▶ _Problem requirements_
Each entry must appear again exactly as it does in the source.

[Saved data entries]
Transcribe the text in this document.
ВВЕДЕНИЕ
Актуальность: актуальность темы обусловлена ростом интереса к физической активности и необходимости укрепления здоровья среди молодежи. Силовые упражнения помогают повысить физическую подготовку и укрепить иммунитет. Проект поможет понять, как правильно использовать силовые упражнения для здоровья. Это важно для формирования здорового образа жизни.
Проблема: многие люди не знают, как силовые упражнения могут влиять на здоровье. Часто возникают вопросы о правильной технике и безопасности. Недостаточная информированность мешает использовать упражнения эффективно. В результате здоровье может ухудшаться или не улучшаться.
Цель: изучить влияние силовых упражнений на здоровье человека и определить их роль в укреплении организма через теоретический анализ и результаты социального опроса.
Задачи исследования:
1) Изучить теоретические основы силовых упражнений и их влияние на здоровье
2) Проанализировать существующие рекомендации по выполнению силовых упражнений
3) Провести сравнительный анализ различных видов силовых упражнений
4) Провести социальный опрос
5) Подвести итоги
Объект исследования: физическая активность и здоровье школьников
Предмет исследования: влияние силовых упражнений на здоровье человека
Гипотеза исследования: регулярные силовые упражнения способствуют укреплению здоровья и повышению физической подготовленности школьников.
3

▶ _Output for this task_
Transcribe the text in this document.
ВВЕДЕНИЕ
Актуальность: актуальность темы обусловлена ростом интереса к физической активности и необходимости укрепления здоровья среди молодежи. Силовые упражнения помогают повысить физическую подготовку и укрепить иммунитет. Проект поможет понять, как правильно использовать силовые упражнения для здоровья. Это важно для формирования здорового образа жизни.
Проблема: многие люди не знают, как силовые упражнения могут влиять на здоровье. Часто возникают вопросы о правильной технике и безопасности. Недостаточная информированность мешает использовать упражнения эффективно. В результате здоровье может ухудшаться или не улучшаться.
Цель: изучить влияние силовых упражнений на здоровье человека и определить их роль в укреплении организма через теоретический анализ и результаты социального опроса.
Задачи исследования:
1) Изучить теоретические основы силовых упражнений и их влияние на здоровье
2) Проанализировать существующие рекомендации по выполнению силовых упражнений
3) Провести сравнительный анализ различных видов силовых упражнений
4) Провести социальный опрос
5) Подвести итоги
Объект исследования: физическая активность и здоровье школьников
Предмет исследования: влияние силовых упражнений на здоровье человека
Гипотеза исследования: регулярные силовые упражнения способствуют укреплению здоровья и повышению физической подготовленности школьников.
3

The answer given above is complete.